[Dataset entries]
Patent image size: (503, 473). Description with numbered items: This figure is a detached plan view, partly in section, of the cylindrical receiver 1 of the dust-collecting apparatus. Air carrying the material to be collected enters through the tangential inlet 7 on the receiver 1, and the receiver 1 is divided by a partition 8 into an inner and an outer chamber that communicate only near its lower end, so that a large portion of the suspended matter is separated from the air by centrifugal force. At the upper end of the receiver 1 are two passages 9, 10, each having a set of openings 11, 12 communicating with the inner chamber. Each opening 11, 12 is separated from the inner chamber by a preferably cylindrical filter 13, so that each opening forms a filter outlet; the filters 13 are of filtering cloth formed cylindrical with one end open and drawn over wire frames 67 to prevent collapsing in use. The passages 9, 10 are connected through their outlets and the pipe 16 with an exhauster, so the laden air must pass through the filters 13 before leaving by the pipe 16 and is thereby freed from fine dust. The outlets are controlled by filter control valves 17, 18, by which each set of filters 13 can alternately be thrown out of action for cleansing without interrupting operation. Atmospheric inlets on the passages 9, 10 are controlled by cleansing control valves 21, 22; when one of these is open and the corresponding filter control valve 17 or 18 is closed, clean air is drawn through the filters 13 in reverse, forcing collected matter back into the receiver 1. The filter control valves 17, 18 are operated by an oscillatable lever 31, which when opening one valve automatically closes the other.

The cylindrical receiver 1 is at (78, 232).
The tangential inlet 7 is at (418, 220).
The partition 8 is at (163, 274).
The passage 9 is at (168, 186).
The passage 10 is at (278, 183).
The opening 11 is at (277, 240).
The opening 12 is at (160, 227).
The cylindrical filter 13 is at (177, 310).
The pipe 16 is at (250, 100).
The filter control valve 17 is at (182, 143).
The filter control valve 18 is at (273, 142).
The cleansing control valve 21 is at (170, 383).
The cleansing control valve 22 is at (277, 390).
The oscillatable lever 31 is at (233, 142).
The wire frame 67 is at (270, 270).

To be done -
Rewrite every line of the items above as a Markdown table with the columns "Row" and "Line", numbering the rows in order and omitting blank lines.

Reply to the exercise -
| Row | Line |
|---|---|
| 1 | Patent image size: (503, 473). Description with numbered items: This figure is a detached plan view, partly in section, of the cylindrical receiver 1 of the dust-collecting apparatus. Air carrying the material to be collected enters through the tangential inlet 7 on the receiver 1, and the receiver 1 is divided by a partition 8 into an inner and an outer chamber that communicate only near its lower end, so that a large portion of the suspended matter is separated from the air by centrifugal force. At the upper end of the receiver 1 are two passages 9, 10, each having a set of openings 11, 12 communicating with the inner chamber. Each opening 11, 12 is separated from the inner chamber by a preferably cylindrical filter 13, so that each opening forms a filter outlet; the filters 13 are of filtering cloth formed cylindrical with one end open and drawn over wire frames 67 to prevent collapsing in use. The passages 9, 10 are connected through their outlets and the pipe 16 with an exhauster, so the laden air must pass through the filters 13 before leaving by the pipe 16 and is thereby freed from fine dust. The outlets are controlled by filter control valves 17, 18, by which each set of filters 13 can alternately be thrown out of action for cleansing without interrupting operation. Atmospheric inlets on the passages 9, 10 are controlled by cleansing control valves 21, 22; when one of these is open and the corresponding filter control valve 17 or 18 is closed, clean air is drawn through the filters 13 in reverse, forcing collected matter back into the receiver 1. The filter control valves 17, 18 are operated by an oscillatable lever 31, which when opening one valve automatically closes the other. |
| 2 | The cylindrical receiver 1 is at (78, 232). |
| 3 | The tangential inlet 7 is at (418, 220). |
| 4 | The partition 8 is at (163, 274). |
| 5 | The passage 9 is at (168, 186). |
| 6 | The passage 10 is at (278, 183). |
| 7 | The opening 11 is at (277, 240). |
| 8 | The opening 12 is at (160, 227). |
| 9 | The cylindrical filter 13 is at (177, 310). |
| 10 | The pipe 16 is at (250, 100). |
| 11 | The filter control valve 17 is at (182, 143). |
| 12 | The filter control valve 18 is at (273, 142). |
| 13 | The cleansing control valve 21 is at (170, 383). |
| 14 | The cleansing control valve 22 is at (277, 390). |
| 15 | The oscillatable lever 31 is at (233, 142). |
| 16 | The wire frame 67 is at (270, 270). |